» **Record extracts**
* * * * *

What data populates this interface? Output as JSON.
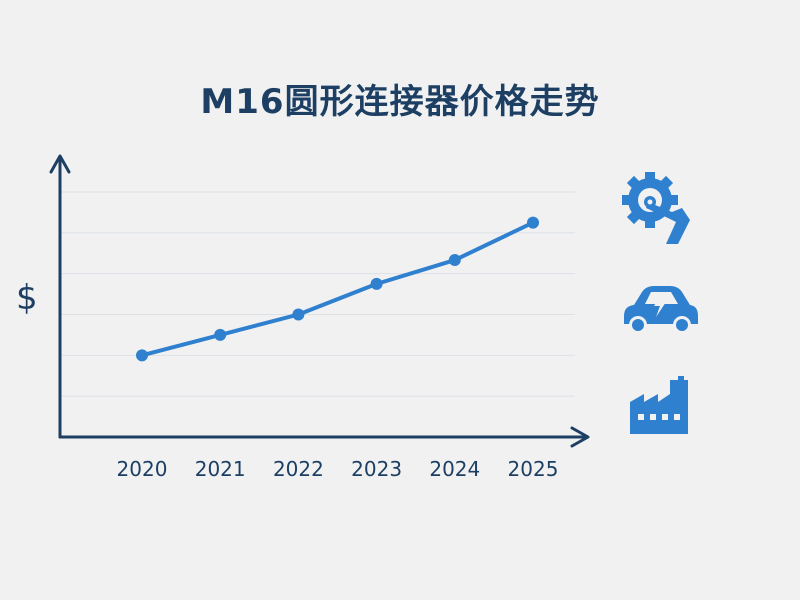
{
  "chart_data": {
    "type": "line",
    "title": "M16圆形连接器价格走势",
    "ylabel": "$",
    "xlabel": "",
    "categories": [
      "2020",
      "2021",
      "2022",
      "2023",
      "2024",
      "2025"
    ],
    "series": [
      {
        "values": [
          1.0,
          1.6,
          2.2,
          3.1,
          3.8,
          4.9
        ]
      }
    ],
    "ylim": [
      -1.4,
      5.8
    ],
    "grid": true,
    "line_color": "#2f80cf",
    "axis_color": "#1d3f63"
  },
  "side_icons": [
    "gear-robot-arm-icon",
    "electric-car-icon",
    "factory-icon"
  ],
  "colors": {
    "accent": "#2f80cf",
    "dark": "#1d3f63",
    "background": "#f1f1f2"
  }
}
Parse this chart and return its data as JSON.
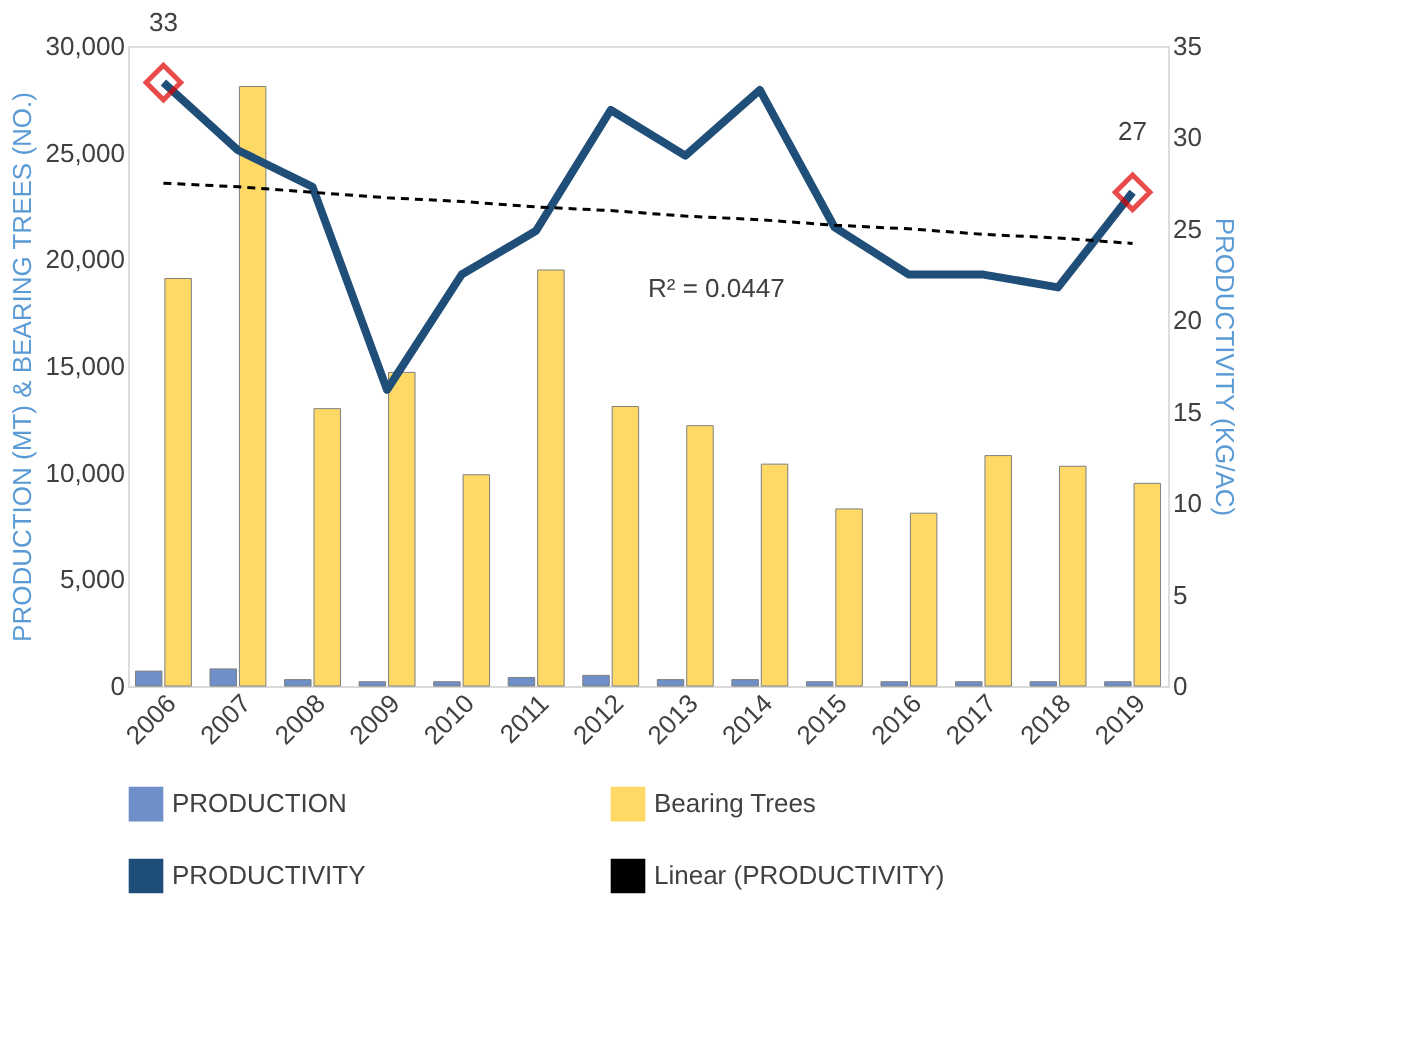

* * * * *

Go back to the records above and write them out exactly, without the pictures.

» **Result**
What data populates this interface? Output as JSON.
{
  "chart_data": {
    "type": "line",
    "title": "M16圆形连接器价格走势",
    "ylabel": "$",
    "xlabel": "",
    "categories": [
      "2020",
      "2021",
      "2022",
      "2023",
      "2024",
      "2025"
    ],
    "series": [
      {
        "values": [
          1.0,
          1.6,
          2.2,
          3.1,
          3.8,
          4.9
        ]
      }
    ],
    "ylim": [
      -1.4,
      5.8
    ],
    "grid": true,
    "line_color": "#2f80cf",
    "axis_color": "#1d3f63"
  },
  "side_icons": [
    "gear-robot-arm-icon",
    "electric-car-icon",
    "factory-icon"
  ],
  "colors": {
    "accent": "#2f80cf",
    "dark": "#1d3f63",
    "background": "#f1f1f2"
  }
}
Parse this chart and return its data as JSON.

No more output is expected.